▼▼▼

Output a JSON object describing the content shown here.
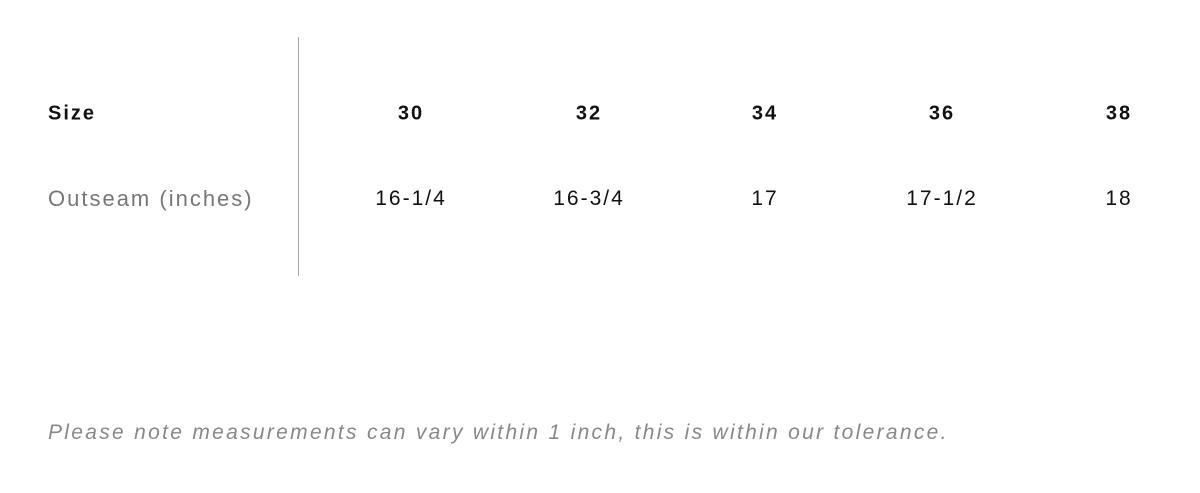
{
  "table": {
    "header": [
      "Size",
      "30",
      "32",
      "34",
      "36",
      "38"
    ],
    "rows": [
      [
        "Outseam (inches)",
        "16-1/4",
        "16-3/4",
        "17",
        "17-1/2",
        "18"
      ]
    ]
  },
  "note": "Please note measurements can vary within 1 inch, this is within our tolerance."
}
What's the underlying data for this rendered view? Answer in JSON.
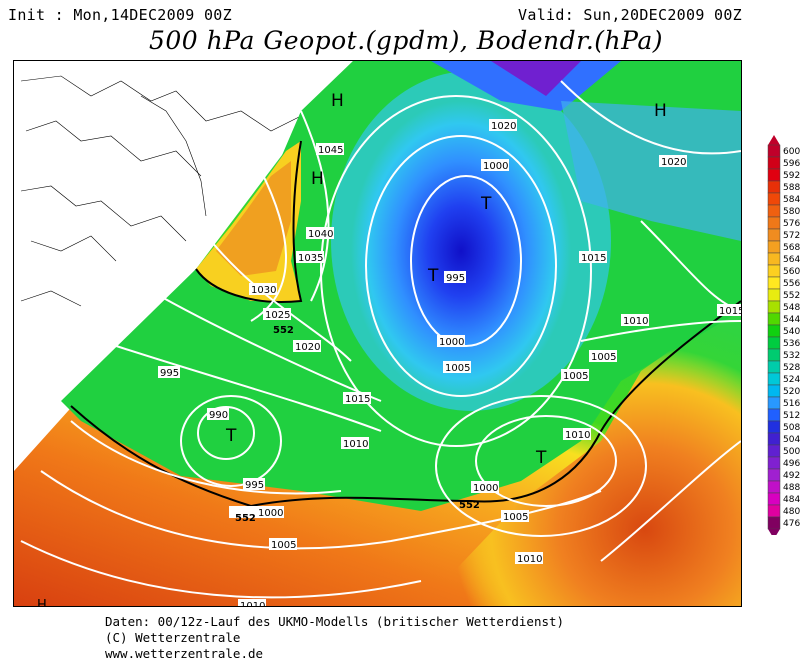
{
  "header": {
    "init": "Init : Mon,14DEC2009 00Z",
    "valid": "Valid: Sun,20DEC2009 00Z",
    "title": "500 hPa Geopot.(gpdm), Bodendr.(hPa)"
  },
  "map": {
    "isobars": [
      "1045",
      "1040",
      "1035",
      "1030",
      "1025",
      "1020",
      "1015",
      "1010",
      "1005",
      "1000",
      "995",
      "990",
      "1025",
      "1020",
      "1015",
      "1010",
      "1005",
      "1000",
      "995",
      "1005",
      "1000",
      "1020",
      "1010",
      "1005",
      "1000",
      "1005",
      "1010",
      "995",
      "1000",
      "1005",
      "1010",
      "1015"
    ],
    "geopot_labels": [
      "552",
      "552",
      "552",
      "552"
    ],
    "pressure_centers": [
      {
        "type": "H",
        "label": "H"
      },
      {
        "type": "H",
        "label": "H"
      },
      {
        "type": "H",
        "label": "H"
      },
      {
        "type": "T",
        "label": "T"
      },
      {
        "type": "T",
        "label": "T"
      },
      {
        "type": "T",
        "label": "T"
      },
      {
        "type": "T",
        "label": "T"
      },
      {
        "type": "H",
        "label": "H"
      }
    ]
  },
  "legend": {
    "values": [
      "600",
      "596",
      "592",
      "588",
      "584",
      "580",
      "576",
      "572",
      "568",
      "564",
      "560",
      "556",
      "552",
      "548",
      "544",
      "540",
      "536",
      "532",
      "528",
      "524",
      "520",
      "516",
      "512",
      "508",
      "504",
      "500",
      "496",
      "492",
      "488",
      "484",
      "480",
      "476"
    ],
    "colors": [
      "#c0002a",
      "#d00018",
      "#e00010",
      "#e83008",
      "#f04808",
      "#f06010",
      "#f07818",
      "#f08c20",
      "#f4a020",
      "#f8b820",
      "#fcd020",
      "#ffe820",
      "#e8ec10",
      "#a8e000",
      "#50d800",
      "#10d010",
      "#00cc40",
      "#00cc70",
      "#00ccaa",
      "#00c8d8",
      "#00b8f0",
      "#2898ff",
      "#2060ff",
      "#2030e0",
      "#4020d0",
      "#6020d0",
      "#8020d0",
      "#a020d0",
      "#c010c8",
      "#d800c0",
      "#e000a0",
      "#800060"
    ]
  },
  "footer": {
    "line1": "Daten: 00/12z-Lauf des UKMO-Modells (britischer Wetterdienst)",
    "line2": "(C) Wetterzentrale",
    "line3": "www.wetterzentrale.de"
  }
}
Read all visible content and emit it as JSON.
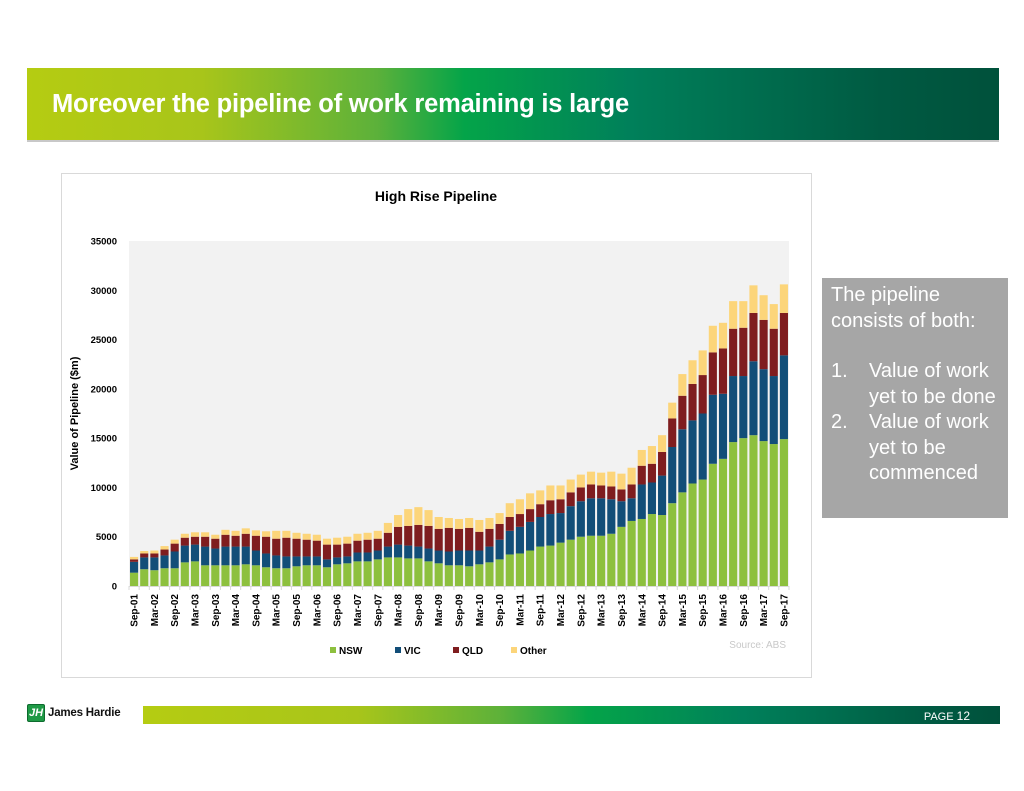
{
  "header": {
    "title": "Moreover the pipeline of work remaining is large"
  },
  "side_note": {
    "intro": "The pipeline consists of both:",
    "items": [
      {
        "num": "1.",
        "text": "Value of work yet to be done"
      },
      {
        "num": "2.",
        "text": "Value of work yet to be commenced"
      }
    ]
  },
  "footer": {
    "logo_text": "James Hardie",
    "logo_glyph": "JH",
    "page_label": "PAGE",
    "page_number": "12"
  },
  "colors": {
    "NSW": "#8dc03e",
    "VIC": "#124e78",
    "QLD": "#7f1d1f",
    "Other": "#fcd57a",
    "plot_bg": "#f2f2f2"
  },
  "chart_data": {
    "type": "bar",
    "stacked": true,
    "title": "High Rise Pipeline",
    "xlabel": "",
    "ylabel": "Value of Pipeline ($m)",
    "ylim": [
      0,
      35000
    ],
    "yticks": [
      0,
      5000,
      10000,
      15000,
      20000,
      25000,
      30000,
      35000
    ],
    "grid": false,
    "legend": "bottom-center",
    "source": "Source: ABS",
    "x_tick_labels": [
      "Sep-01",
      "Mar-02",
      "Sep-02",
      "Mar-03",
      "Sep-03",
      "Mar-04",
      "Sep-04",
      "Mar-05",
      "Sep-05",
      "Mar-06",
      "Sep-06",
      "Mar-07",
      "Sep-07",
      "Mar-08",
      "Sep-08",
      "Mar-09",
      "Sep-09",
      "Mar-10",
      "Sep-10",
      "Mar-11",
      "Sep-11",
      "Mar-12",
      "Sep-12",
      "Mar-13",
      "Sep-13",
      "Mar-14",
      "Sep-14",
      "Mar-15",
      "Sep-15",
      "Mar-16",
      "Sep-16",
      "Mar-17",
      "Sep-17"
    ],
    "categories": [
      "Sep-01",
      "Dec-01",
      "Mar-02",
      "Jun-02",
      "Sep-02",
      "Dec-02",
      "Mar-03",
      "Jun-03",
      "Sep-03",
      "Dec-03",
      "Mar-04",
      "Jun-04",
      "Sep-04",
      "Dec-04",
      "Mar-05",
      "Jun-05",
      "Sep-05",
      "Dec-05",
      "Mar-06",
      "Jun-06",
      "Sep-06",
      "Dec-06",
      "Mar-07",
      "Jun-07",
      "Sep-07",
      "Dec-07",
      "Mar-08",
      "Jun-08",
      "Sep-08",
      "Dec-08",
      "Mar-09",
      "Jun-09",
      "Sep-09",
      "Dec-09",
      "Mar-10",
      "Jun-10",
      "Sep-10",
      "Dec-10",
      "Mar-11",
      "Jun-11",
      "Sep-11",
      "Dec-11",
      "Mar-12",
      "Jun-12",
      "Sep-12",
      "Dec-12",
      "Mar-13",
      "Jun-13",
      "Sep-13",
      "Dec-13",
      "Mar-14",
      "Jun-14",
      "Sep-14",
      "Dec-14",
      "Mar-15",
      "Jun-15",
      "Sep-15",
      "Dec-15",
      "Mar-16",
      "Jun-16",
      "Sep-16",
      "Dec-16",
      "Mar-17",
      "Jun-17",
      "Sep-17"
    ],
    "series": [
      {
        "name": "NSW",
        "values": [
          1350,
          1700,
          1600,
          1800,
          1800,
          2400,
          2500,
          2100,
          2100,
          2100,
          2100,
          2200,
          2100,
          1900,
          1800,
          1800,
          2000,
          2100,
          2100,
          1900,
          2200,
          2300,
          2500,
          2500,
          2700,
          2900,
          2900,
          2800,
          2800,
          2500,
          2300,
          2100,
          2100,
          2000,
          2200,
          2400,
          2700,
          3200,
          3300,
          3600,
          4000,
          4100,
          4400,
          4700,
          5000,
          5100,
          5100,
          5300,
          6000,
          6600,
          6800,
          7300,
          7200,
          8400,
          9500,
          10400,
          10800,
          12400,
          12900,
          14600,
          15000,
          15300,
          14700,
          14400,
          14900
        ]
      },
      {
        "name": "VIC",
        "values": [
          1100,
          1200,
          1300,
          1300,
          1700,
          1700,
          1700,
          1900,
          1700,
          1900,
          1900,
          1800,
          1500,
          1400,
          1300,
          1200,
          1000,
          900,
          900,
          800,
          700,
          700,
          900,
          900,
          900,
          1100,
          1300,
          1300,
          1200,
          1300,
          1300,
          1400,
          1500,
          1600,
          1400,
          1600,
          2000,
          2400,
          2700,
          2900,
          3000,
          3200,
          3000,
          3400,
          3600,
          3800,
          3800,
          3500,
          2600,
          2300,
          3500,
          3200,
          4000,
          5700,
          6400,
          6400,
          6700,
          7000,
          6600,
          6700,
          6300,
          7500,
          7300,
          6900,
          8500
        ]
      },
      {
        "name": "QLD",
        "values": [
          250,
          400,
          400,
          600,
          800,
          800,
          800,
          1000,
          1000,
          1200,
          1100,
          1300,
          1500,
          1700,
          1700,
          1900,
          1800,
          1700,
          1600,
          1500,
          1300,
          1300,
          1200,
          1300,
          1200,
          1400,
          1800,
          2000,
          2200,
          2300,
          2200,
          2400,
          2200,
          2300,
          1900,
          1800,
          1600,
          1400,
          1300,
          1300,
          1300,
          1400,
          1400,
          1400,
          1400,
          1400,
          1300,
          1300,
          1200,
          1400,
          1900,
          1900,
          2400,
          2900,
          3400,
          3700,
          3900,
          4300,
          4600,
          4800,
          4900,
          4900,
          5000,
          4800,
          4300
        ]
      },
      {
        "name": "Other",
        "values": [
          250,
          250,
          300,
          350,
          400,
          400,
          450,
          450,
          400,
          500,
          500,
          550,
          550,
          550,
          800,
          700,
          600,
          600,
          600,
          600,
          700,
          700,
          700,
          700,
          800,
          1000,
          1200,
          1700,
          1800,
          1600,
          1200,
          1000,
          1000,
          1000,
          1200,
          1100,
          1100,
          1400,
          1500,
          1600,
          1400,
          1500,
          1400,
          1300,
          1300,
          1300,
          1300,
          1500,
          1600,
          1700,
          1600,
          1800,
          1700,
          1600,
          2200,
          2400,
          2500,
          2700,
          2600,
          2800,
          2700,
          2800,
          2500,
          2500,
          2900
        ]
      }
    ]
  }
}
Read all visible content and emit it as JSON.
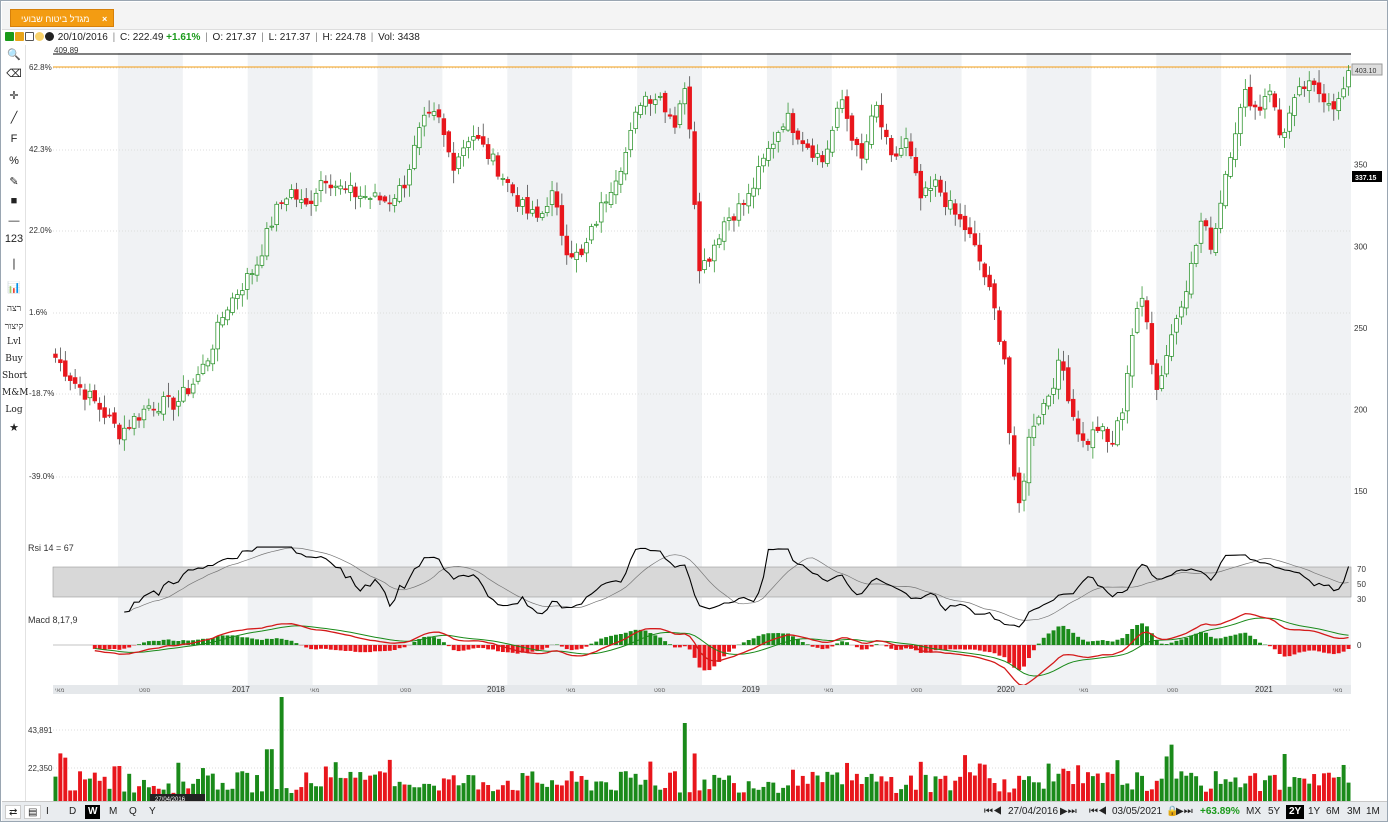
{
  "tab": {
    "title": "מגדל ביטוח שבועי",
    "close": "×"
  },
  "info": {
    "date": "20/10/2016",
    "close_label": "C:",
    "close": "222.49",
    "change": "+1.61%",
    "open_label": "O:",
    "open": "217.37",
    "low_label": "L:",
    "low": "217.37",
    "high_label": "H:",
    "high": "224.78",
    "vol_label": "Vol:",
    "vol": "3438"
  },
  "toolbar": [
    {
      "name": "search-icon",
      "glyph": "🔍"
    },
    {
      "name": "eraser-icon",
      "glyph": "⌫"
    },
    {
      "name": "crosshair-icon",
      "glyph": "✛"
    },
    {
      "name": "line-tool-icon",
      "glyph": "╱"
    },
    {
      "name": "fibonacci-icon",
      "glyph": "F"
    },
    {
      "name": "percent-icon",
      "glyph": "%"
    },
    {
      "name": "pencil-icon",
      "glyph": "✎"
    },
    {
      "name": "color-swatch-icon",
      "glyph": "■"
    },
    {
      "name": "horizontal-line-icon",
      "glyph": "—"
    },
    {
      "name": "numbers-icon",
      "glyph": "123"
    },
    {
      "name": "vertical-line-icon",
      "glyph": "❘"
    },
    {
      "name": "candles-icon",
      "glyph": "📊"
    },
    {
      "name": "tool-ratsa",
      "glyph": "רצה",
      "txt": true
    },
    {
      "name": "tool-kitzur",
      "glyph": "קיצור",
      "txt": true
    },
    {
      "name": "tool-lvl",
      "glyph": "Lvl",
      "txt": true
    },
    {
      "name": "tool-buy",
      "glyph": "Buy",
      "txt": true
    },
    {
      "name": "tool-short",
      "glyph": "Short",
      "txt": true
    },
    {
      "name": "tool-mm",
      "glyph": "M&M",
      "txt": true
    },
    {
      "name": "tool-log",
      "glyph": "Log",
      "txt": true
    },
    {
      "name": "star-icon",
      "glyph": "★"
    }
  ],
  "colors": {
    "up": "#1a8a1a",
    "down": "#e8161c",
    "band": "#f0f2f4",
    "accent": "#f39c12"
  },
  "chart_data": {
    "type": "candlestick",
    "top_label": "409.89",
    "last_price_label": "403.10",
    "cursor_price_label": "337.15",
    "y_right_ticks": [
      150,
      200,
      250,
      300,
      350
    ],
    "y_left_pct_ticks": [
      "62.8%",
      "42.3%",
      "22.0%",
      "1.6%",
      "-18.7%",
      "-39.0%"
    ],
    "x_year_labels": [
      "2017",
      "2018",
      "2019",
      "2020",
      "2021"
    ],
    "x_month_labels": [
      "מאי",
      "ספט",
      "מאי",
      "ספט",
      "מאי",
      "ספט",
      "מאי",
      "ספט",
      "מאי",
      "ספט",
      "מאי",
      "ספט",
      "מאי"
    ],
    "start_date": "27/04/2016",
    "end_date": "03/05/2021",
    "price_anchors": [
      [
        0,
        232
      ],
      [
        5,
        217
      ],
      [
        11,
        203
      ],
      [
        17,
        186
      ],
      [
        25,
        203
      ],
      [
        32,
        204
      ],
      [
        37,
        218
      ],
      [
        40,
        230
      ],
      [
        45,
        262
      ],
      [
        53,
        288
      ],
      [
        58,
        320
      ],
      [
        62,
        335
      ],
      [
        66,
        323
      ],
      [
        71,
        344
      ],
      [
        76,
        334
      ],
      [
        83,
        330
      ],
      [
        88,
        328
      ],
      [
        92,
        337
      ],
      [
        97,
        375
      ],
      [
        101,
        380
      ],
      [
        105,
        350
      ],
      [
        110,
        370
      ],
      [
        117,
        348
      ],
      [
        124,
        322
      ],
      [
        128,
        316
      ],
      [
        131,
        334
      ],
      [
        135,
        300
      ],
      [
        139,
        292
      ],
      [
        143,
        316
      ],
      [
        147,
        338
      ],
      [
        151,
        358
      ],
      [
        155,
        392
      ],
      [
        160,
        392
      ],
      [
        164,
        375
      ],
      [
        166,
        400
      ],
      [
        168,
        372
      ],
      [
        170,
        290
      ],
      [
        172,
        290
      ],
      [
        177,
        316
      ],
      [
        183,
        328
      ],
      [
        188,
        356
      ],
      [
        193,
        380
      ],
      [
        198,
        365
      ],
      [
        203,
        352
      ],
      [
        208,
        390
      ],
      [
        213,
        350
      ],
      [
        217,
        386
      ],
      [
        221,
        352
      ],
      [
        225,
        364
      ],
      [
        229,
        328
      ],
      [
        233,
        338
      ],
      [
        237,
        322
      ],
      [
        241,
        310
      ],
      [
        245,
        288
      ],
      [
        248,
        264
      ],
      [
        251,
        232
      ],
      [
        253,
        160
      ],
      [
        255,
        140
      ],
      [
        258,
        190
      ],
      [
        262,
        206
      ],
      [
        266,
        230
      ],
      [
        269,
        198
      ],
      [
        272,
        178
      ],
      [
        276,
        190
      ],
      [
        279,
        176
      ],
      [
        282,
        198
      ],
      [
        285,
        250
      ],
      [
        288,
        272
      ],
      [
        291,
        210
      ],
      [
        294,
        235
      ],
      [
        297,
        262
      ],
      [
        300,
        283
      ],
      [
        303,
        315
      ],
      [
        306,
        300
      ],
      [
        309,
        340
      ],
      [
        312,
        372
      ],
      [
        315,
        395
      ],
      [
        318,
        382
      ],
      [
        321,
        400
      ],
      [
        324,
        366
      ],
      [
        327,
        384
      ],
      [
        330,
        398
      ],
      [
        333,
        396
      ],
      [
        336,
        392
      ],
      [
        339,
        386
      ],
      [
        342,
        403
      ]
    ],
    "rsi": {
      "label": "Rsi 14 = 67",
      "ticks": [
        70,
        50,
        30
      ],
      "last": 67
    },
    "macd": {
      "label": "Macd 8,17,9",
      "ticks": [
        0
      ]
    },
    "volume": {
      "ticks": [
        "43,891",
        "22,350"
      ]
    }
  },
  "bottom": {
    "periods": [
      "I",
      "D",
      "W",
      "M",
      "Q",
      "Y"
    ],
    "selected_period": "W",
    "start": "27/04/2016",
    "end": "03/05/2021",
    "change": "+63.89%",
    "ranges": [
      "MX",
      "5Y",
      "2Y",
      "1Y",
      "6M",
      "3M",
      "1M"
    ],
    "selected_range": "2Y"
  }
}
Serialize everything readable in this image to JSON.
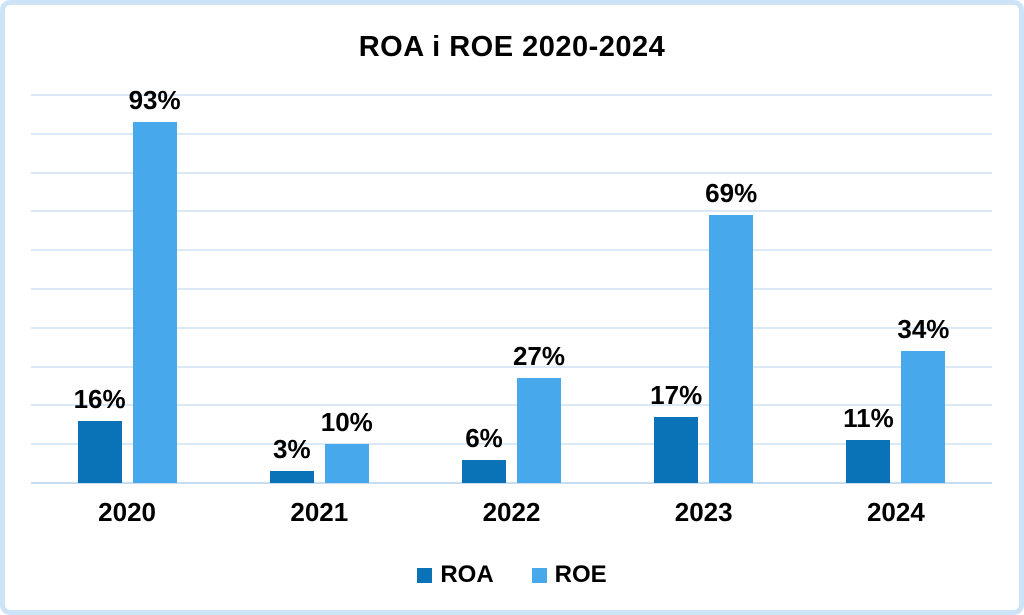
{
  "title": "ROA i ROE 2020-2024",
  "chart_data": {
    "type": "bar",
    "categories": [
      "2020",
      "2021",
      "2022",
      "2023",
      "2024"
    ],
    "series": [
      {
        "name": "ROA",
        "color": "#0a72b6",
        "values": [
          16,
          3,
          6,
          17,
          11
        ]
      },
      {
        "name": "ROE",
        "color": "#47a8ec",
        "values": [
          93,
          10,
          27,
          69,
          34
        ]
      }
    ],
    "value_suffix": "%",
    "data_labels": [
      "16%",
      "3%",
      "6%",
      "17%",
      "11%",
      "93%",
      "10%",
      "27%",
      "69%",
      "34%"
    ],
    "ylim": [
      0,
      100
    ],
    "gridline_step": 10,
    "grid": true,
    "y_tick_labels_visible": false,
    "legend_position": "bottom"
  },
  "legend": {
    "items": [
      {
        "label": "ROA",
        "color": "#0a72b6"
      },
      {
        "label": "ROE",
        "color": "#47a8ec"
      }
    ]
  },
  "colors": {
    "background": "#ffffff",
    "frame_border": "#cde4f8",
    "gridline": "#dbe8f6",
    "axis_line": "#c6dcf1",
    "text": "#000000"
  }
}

▲▲▲

* THE EXERCISE *
In the records, locate each line holding the string "title" and copy it.

* RESPONSE BELOW *
    "title": "500 hPa Geopot.(gpdm), Bodendr.(hPa)"
    "title": "Moreover the pipeline of work remaining is large"
    "title": "High Rise Pipeline",
    "title": "מגדל ביטוח שבועי",
  "title": "ROA i ROE 2020-2024",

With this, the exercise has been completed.